● **What is asked**:
All records should be reproduced verbatim.

● **Material shown**:
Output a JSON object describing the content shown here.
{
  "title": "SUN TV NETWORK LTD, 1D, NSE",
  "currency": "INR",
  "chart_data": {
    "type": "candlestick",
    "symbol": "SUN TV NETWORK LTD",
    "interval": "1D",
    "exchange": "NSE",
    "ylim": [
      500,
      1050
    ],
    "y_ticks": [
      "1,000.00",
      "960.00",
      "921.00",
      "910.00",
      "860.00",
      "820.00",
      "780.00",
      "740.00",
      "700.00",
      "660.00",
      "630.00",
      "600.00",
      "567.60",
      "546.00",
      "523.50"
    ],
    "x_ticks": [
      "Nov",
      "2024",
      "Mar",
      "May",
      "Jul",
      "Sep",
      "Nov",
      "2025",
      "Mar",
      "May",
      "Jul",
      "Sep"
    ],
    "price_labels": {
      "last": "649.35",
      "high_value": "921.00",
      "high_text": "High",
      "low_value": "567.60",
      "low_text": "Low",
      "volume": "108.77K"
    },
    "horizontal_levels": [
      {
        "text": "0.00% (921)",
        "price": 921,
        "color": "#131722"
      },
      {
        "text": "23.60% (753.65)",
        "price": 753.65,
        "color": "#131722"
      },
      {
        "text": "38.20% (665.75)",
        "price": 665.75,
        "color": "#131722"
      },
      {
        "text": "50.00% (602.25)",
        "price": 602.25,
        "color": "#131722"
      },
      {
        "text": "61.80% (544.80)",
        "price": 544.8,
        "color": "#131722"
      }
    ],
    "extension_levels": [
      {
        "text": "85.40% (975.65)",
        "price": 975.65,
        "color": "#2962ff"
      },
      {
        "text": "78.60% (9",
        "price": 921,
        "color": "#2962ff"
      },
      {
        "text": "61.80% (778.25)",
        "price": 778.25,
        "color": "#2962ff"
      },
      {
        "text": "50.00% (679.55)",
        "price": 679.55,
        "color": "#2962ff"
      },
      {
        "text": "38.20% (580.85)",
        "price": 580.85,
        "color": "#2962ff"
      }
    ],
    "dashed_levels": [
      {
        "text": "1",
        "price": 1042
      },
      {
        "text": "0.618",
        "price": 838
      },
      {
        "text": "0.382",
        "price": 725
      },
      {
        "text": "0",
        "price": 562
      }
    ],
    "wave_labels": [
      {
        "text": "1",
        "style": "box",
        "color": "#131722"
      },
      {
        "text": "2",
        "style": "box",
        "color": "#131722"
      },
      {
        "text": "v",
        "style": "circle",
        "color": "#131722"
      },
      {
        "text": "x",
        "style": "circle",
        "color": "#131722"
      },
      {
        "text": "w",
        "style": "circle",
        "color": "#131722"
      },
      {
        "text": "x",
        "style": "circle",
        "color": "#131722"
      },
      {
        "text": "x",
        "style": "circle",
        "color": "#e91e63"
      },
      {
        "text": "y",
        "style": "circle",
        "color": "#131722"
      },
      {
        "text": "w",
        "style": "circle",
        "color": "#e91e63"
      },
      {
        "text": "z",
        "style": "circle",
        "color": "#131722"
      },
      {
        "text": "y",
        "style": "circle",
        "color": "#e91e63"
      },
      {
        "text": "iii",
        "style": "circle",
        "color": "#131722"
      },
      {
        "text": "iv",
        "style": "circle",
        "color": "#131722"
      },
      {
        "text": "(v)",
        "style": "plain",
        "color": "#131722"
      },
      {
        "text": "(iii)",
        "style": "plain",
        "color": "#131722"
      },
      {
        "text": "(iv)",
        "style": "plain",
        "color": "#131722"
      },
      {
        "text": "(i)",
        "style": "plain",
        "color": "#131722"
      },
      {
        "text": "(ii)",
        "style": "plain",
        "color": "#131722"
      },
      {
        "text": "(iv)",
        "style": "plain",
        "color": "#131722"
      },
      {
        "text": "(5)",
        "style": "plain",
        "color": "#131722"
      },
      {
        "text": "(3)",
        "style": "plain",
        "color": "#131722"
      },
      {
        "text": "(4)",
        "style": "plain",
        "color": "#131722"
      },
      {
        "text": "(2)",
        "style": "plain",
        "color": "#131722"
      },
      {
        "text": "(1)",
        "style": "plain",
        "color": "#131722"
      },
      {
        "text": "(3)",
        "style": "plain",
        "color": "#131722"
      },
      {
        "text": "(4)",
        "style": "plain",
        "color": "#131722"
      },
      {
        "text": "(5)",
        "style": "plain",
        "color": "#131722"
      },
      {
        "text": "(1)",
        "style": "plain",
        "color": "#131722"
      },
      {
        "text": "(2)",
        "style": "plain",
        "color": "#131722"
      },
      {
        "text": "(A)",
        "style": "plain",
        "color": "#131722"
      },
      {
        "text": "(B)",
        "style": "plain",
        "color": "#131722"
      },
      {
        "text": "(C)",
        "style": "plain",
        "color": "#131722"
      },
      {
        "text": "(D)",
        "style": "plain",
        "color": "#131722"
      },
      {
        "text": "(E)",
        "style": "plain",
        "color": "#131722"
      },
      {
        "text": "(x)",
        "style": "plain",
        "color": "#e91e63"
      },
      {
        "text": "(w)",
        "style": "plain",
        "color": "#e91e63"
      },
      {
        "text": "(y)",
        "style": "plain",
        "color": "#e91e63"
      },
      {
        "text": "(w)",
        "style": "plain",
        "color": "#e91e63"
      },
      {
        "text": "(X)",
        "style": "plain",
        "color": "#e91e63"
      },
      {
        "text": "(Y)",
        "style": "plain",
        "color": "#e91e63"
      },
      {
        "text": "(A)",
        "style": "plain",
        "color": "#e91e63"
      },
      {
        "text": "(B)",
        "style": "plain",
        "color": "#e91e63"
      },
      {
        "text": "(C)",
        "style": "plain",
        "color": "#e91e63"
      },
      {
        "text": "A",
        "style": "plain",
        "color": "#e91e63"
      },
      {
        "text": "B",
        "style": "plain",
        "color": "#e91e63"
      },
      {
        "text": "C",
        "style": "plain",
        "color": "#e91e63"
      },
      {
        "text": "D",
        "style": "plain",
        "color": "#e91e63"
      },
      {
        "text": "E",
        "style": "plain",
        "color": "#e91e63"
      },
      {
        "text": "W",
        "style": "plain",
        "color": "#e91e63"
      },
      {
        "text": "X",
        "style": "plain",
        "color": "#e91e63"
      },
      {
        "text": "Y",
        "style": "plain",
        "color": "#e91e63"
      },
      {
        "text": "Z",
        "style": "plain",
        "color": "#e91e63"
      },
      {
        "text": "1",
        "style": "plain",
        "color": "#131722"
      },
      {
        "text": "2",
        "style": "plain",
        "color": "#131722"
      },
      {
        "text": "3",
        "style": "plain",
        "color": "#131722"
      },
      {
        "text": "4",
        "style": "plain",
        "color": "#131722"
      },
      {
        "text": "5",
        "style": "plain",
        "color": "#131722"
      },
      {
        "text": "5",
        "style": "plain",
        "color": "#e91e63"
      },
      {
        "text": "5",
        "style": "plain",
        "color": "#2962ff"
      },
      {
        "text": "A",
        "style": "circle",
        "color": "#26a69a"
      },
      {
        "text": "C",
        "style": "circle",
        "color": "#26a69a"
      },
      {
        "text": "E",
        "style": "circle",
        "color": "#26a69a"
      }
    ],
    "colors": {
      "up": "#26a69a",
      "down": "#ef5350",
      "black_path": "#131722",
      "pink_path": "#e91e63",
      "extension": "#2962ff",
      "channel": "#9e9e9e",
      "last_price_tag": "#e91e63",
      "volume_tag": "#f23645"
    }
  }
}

● **Reply**:
Output a JSON object describing the content shown here.
{
  "title": "SUN TV NETWORK LTD, 1D, NSE",
  "currency": "INR",
  "chart_data": {
    "type": "candlestick",
    "symbol": "SUN TV NETWORK LTD",
    "interval": "1D",
    "exchange": "NSE",
    "ylim": [
      500,
      1050
    ],
    "y_ticks": [
      "1,000.00",
      "960.00",
      "921.00",
      "910.00",
      "860.00",
      "820.00",
      "780.00",
      "740.00",
      "700.00",
      "660.00",
      "630.00",
      "600.00",
      "567.60",
      "546.00",
      "523.50"
    ],
    "x_ticks": [
      "Nov",
      "2024",
      "Mar",
      "May",
      "Jul",
      "Sep",
      "Nov",
      "2025",
      "Mar",
      "May",
      "Jul",
      "Sep"
    ],
    "price_labels": {
      "last": "649.35",
      "high_value": "921.00",
      "high_text": "High",
      "low_value": "567.60",
      "low_text": "Low",
      "volume": "108.77K"
    },
    "horizontal_levels": [
      {
        "text": "0.00% (921)",
        "price": 921,
        "color": "#131722"
      },
      {
        "text": "23.60% (753.65)",
        "price": 753.65,
        "color": "#131722"
      },
      {
        "text": "38.20% (665.75)",
        "price": 665.75,
        "color": "#131722"
      },
      {
        "text": "50.00% (602.25)",
        "price": 602.25,
        "color": "#131722"
      },
      {
        "text": "61.80% (544.80)",
        "price": 544.8,
        "color": "#131722"
      }
    ],
    "extension_levels": [
      {
        "text": "85.40% (975.65)",
        "price": 975.65,
        "color": "#2962ff"
      },
      {
        "text": "78.60% (9",
        "price": 921,
        "color": "#2962ff"
      },
      {
        "text": "61.80% (778.25)",
        "price": 778.25,
        "color": "#2962ff"
      },
      {
        "text": "50.00% (679.55)",
        "price": 679.55,
        "color": "#2962ff"
      },
      {
        "text": "38.20% (580.85)",
        "price": 580.85,
        "color": "#2962ff"
      }
    ],
    "dashed_levels": [
      {
        "text": "1",
        "price": 1042
      },
      {
        "text": "0.618",
        "price": 838
      },
      {
        "text": "0.382",
        "price": 725
      },
      {
        "text": "0",
        "price": 562
      }
    ],
    "wave_labels": [
      {
        "text": "1",
        "style": "box",
        "color": "#131722"
      },
      {
        "text": "2",
        "style": "box",
        "color": "#131722"
      },
      {
        "text": "v",
        "style": "circle",
        "color": "#131722"
      },
      {
        "text": "x",
        "style": "circle",
        "color": "#131722"
      },
      {
        "text": "w",
        "style": "circle",
        "color": "#131722"
      },
      {
        "text": "x",
        "style": "circle",
        "color": "#131722"
      },
      {
        "text": "x",
        "style": "circle",
        "color": "#e91e63"
      },
      {
        "text": "y",
        "style": "circle",
        "color": "#131722"
      },
      {
        "text": "w",
        "style": "circle",
        "color": "#e91e63"
      },
      {
        "text": "z",
        "style": "circle",
        "color": "#131722"
      },
      {
        "text": "y",
        "style": "circle",
        "color": "#e91e63"
      },
      {
        "text": "iii",
        "style": "circle",
        "color": "#131722"
      },
      {
        "text": "iv",
        "style": "circle",
        "color": "#131722"
      },
      {
        "text": "(v)",
        "style": "plain",
        "color": "#131722"
      },
      {
        "text": "(iii)",
        "style": "plain",
        "color": "#131722"
      },
      {
        "text": "(iv)",
        "style": "plain",
        "color": "#131722"
      },
      {
        "text": "(i)",
        "style": "plain",
        "color": "#131722"
      },
      {
        "text": "(ii)",
        "style": "plain",
        "color": "#131722"
      },
      {
        "text": "(iv)",
        "style": "plain",
        "color": "#131722"
      },
      {
        "text": "(5)",
        "style": "plain",
        "color": "#131722"
      },
      {
        "text": "(3)",
        "style": "plain",
        "color": "#131722"
      },
      {
        "text": "(4)",
        "style": "plain",
        "color": "#131722"
      },
      {
        "text": "(2)",
        "style": "plain",
        "color": "#131722"
      },
      {
        "text": "(1)",
        "style": "plain",
        "color": "#131722"
      },
      {
        "text": "(3)",
        "style": "plain",
        "color": "#131722"
      },
      {
        "text": "(4)",
        "style": "plain",
        "color": "#131722"
      },
      {
        "text": "(5)",
        "style": "plain",
        "color": "#131722"
      },
      {
        "text": "(1)",
        "style": "plain",
        "color": "#131722"
      },
      {
        "text": "(2)",
        "style": "plain",
        "color": "#131722"
      },
      {
        "text": "(A)",
        "style": "plain",
        "color": "#131722"
      },
      {
        "text": "(B)",
        "style": "plain",
        "color": "#131722"
      },
      {
        "text": "(C)",
        "style": "plain",
        "color": "#131722"
      },
      {
        "text": "(D)",
        "style": "plain",
        "color": "#131722"
      },
      {
        "text": "(E)",
        "style": "plain",
        "color": "#131722"
      },
      {
        "text": "(x)",
        "style": "plain",
        "color": "#e91e63"
      },
      {
        "text": "(w)",
        "style": "plain",
        "color": "#e91e63"
      },
      {
        "text": "(y)",
        "style": "plain",
        "color": "#e91e63"
      },
      {
        "text": "(w)",
        "style": "plain",
        "color": "#e91e63"
      },
      {
        "text": "(X)",
        "style": "plain",
        "color": "#e91e63"
      },
      {
        "text": "(Y)",
        "style": "plain",
        "color": "#e91e63"
      },
      {
        "text": "(A)",
        "style": "plain",
        "color": "#e91e63"
      },
      {
        "text": "(B)",
        "style": "plain",
        "color": "#e91e63"
      },
      {
        "text": "(C)",
        "style": "plain",
        "color": "#e91e63"
      },
      {
        "text": "A",
        "style": "plain",
        "color": "#e91e63"
      },
      {
        "text": "B",
        "style": "plain",
        "color": "#e91e63"
      },
      {
        "text": "C",
        "style": "plain",
        "color": "#e91e63"
      },
      {
        "text": "D",
        "style": "plain",
        "color": "#e91e63"
      },
      {
        "text": "E",
        "style": "plain",
        "color": "#e91e63"
      },
      {
        "text": "W",
        "style": "plain",
        "color": "#e91e63"
      },
      {
        "text": "X",
        "style": "plain",
        "color": "#e91e63"
      },
      {
        "text": "Y",
        "style": "plain",
        "color": "#e91e63"
      },
      {
        "text": "Z",
        "style": "plain",
        "color": "#e91e63"
      },
      {
        "text": "1",
        "style": "plain",
        "color": "#131722"
      },
      {
        "text": "2",
        "style": "plain",
        "color": "#131722"
      },
      {
        "text": "3",
        "style": "plain",
        "color": "#131722"
      },
      {
        "text": "4",
        "style": "plain",
        "color": "#131722"
      },
      {
        "text": "5",
        "style": "plain",
        "color": "#131722"
      },
      {
        "text": "5",
        "style": "plain",
        "color": "#e91e63"
      },
      {
        "text": "5",
        "style": "plain",
        "color": "#2962ff"
      },
      {
        "text": "A",
        "style": "circle",
        "color": "#26a69a"
      },
      {
        "text": "C",
        "style": "circle",
        "color": "#26a69a"
      },
      {
        "text": "E",
        "style": "circle",
        "color": "#26a69a"
      }
    ],
    "colors": {
      "up": "#26a69a",
      "down": "#ef5350",
      "black_path": "#131722",
      "pink_path": "#e91e63",
      "extension": "#2962ff",
      "channel": "#9e9e9e",
      "last_price_tag": "#e91e63",
      "volume_tag": "#f23645"
    }
  }
}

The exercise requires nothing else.